• _Written problem_: State the number of lines, and only that number, in which the word "ylabel" appears.

• _Records for this task_:
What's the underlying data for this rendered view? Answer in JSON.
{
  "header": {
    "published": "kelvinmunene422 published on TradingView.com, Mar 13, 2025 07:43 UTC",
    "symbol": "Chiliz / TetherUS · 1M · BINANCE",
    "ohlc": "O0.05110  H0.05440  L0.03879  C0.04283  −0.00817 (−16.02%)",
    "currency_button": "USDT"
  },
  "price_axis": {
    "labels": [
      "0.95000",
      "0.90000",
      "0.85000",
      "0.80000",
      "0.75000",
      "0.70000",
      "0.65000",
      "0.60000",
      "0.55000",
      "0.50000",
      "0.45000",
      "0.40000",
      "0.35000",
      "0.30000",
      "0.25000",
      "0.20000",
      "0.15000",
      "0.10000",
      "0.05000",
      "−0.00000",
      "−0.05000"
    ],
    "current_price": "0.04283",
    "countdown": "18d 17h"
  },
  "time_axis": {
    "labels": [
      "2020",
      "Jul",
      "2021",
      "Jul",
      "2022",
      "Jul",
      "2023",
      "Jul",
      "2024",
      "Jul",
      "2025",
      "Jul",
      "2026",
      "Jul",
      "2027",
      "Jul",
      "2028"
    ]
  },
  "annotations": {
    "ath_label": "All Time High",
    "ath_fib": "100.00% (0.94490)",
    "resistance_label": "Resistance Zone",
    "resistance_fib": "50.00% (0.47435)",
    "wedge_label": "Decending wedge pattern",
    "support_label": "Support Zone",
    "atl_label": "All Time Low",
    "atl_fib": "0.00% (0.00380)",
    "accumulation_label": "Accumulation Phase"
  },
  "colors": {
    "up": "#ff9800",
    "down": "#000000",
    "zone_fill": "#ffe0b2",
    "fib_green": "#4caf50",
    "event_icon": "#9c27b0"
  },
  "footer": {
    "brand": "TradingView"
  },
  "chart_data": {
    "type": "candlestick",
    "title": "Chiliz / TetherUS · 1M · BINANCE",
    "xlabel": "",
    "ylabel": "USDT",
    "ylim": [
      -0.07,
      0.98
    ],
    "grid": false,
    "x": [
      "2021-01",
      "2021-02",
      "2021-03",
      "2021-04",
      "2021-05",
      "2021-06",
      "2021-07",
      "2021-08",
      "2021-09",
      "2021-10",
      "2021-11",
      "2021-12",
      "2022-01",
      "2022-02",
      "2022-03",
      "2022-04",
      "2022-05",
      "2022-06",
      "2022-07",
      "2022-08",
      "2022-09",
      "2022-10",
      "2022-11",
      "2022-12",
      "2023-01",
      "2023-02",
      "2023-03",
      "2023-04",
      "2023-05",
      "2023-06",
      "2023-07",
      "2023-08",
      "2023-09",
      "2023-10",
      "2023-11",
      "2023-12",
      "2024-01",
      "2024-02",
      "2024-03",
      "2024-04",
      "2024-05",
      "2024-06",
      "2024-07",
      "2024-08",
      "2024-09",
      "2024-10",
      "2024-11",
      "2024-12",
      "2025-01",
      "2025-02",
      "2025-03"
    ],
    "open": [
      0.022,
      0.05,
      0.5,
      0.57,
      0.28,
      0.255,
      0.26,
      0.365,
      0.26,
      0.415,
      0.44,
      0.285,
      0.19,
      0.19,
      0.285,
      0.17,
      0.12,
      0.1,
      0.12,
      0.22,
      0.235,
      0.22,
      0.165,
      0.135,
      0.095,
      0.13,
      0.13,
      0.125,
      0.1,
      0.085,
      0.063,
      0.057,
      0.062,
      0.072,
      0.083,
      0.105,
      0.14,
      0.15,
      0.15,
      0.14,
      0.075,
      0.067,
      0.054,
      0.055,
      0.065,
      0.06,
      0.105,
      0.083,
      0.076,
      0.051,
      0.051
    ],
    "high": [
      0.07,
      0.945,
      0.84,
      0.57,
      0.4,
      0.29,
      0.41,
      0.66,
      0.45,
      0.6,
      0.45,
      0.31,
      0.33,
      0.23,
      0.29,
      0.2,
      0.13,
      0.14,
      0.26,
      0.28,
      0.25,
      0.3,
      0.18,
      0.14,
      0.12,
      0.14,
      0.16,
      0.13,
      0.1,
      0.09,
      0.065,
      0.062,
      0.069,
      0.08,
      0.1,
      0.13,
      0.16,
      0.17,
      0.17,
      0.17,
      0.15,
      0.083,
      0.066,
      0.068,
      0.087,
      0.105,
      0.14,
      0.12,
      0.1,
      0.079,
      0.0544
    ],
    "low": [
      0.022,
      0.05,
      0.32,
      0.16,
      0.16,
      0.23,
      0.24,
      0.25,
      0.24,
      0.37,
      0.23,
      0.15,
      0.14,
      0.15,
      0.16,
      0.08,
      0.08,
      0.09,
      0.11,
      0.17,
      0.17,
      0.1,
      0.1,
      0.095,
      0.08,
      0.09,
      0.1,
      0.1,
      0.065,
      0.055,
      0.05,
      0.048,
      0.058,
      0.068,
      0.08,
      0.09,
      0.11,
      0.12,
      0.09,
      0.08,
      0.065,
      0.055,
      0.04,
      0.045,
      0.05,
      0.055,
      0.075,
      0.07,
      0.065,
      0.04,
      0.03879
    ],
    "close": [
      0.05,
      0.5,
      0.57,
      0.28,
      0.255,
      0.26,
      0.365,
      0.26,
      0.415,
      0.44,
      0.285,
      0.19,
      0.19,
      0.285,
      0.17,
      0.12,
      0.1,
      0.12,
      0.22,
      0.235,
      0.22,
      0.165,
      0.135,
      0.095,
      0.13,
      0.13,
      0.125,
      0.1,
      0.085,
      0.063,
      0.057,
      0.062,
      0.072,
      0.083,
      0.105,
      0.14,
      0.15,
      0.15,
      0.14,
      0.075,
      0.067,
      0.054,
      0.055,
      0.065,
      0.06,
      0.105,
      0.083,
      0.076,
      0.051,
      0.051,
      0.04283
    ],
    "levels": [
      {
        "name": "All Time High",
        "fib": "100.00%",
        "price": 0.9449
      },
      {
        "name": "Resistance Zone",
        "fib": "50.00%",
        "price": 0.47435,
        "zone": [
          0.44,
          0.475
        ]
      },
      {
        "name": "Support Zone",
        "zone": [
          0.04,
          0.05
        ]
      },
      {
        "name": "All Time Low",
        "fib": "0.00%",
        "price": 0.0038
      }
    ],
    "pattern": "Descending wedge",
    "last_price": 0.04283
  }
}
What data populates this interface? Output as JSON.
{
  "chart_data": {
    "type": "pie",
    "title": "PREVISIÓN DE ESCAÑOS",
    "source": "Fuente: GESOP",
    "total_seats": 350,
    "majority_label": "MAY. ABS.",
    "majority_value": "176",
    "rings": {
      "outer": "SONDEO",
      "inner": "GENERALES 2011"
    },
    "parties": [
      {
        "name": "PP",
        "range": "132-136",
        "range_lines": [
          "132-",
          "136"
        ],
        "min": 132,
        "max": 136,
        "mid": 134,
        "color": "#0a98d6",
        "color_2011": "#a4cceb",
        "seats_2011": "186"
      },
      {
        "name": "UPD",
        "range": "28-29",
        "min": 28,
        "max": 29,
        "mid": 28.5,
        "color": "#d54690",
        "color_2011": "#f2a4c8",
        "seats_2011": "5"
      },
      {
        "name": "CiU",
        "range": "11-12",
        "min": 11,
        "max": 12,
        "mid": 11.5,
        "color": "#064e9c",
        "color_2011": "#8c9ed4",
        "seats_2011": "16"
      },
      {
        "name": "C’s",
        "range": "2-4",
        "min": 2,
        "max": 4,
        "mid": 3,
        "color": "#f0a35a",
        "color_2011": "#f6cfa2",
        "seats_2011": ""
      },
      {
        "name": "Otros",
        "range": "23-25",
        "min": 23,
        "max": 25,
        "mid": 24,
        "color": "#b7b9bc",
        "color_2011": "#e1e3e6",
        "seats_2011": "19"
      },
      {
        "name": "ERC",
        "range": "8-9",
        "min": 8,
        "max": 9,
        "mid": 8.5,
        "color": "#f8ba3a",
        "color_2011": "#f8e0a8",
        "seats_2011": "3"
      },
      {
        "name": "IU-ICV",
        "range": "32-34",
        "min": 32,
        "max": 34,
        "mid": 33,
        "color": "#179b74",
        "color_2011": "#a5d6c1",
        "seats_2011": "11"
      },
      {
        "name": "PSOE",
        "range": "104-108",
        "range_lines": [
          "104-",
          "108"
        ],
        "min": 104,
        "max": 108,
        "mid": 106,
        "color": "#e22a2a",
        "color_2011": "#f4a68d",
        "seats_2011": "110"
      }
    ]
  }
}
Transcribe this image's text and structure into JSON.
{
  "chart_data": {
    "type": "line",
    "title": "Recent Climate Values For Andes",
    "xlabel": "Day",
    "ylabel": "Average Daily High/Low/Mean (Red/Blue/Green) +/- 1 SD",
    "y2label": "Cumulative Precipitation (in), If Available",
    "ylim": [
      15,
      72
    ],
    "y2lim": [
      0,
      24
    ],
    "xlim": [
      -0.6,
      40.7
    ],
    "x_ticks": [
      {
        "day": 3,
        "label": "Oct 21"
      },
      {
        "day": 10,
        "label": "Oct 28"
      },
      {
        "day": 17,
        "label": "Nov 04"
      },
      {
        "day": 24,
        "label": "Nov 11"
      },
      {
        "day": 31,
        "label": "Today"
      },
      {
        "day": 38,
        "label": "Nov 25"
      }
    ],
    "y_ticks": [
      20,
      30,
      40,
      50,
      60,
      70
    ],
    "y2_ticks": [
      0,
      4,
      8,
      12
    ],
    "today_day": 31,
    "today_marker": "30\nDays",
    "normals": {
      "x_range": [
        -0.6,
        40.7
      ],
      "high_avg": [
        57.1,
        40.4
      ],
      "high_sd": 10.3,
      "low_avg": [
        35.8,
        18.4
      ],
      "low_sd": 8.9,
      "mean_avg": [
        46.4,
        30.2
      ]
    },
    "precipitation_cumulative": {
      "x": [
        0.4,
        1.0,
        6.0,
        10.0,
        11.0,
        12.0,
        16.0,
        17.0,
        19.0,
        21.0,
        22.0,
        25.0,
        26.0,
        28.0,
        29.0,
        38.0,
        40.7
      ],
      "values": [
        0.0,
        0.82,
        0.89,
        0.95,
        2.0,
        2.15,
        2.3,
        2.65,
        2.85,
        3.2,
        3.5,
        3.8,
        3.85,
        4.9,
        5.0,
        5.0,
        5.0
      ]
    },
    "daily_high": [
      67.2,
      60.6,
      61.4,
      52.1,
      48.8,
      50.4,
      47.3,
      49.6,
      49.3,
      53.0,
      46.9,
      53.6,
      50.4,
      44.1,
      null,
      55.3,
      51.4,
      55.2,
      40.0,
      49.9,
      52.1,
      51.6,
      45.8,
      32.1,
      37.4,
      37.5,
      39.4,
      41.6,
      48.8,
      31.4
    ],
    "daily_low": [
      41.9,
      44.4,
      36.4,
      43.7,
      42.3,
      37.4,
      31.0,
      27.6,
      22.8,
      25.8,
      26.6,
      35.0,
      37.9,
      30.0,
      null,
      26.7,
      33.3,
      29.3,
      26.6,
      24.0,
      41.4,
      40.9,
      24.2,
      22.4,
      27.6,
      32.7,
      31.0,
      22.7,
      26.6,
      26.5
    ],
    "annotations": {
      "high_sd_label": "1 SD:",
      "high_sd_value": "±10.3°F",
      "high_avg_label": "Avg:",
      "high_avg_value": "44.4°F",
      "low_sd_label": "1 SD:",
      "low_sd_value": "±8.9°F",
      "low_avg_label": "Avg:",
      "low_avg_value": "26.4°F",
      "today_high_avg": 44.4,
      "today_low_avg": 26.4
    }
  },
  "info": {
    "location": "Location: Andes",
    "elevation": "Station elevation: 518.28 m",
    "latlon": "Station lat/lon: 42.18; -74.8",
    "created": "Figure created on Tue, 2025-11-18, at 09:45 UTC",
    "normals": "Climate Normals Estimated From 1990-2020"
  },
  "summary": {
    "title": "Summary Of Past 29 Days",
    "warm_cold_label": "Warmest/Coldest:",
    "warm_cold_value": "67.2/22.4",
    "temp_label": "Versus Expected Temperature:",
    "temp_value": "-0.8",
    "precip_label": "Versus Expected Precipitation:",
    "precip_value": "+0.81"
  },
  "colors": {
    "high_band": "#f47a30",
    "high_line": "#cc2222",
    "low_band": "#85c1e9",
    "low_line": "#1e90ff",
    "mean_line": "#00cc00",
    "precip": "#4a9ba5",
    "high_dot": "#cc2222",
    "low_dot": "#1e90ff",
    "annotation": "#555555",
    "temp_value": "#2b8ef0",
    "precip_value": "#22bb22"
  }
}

• _Complete response_: 2